## RECORDS TO USE
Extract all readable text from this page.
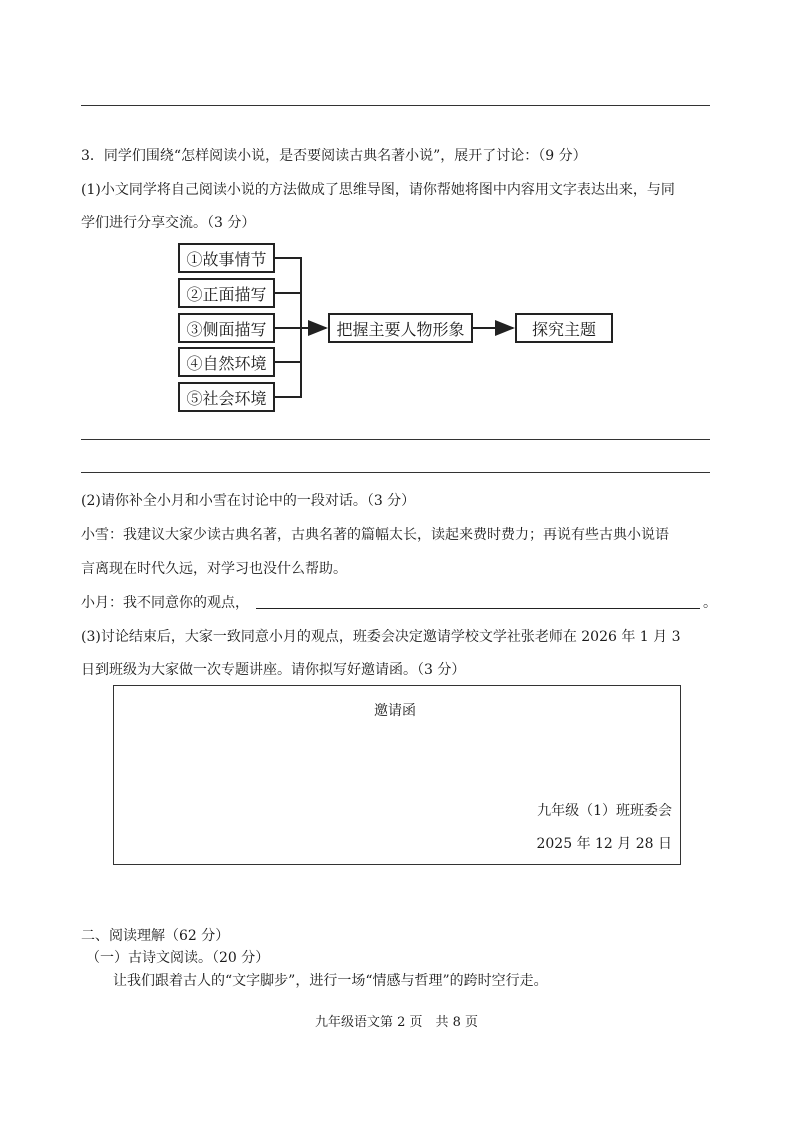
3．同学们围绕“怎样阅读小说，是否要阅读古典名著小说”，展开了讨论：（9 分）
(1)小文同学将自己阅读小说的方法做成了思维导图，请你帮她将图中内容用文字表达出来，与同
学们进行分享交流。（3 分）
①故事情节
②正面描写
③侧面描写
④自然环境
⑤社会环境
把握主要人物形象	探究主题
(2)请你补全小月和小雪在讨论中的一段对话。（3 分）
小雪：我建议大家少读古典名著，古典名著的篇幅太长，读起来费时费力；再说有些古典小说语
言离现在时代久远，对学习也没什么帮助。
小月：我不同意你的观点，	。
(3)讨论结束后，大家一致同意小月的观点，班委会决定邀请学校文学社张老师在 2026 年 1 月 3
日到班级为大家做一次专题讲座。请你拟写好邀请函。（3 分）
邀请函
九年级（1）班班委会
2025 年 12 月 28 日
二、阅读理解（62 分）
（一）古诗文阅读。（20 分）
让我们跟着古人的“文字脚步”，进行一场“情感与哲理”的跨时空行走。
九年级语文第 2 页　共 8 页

* * *

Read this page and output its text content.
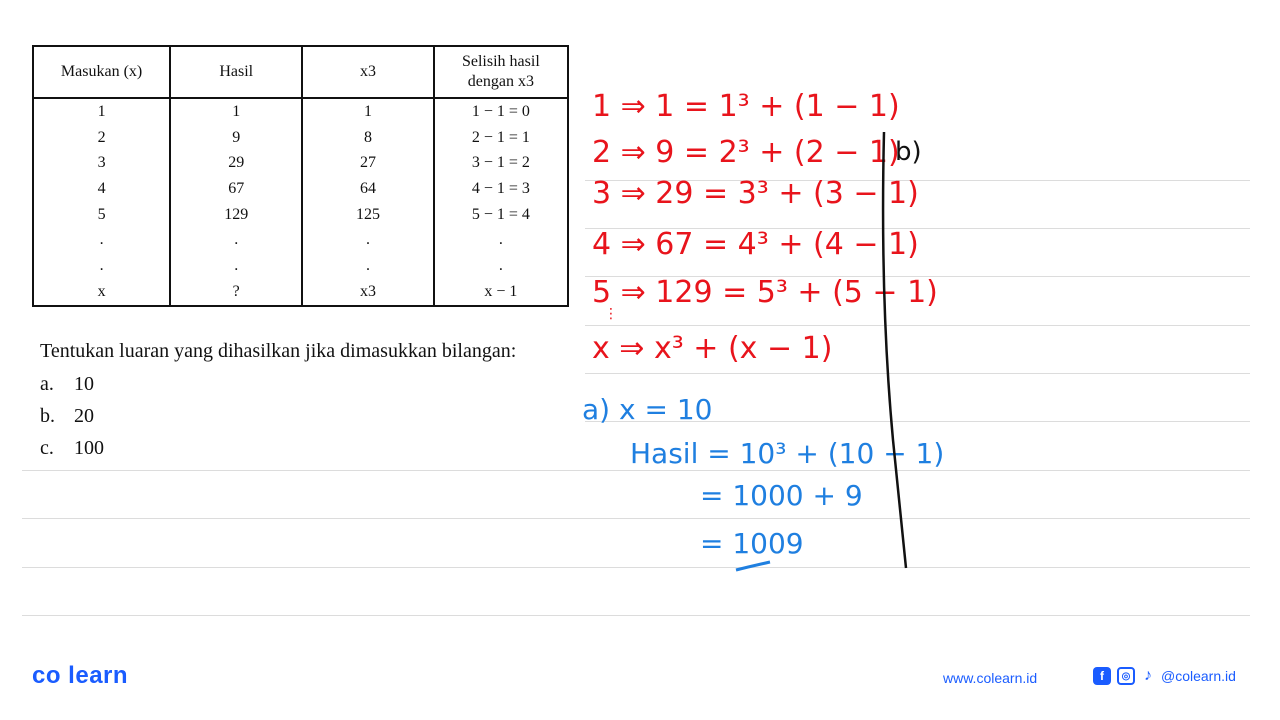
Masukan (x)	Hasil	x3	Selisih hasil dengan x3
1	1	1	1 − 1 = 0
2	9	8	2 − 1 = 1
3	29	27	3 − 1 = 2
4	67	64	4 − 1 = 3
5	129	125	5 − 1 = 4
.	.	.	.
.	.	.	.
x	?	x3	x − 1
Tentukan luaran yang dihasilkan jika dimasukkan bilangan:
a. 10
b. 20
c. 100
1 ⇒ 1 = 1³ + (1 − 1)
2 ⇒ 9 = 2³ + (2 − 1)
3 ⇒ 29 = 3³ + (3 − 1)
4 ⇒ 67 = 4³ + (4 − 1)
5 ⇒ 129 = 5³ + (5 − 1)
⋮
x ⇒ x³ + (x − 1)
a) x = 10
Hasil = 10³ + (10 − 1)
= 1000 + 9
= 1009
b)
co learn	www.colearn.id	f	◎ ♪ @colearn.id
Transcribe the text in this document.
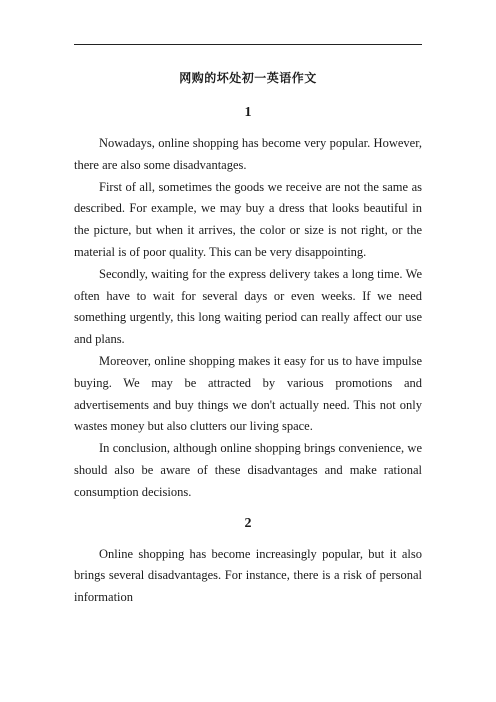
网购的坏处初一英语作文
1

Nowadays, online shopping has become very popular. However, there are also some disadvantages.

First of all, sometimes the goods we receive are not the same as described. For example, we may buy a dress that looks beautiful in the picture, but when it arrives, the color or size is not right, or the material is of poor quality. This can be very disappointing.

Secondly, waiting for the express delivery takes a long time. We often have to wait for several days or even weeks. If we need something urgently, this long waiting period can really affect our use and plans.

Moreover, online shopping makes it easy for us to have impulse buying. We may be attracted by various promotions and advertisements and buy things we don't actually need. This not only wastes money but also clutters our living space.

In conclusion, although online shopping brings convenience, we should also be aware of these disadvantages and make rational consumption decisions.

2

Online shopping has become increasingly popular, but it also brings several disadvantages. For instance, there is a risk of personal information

## TASK INSTRUCTIONS
Look through the entries and find each line that has the string "disadvantages". Copy those lines.

## RESULT FOR THIS TASK
Nowadays, online shopping has become very popular. However, there are also some disadvantages.
In conclusion, although online shopping brings convenience, we should also be aware of these disadvantages and make rational consumption decisions.
Online shopping has become increasingly popular, but it also brings several disadvantages. For instance, there is a risk of personal information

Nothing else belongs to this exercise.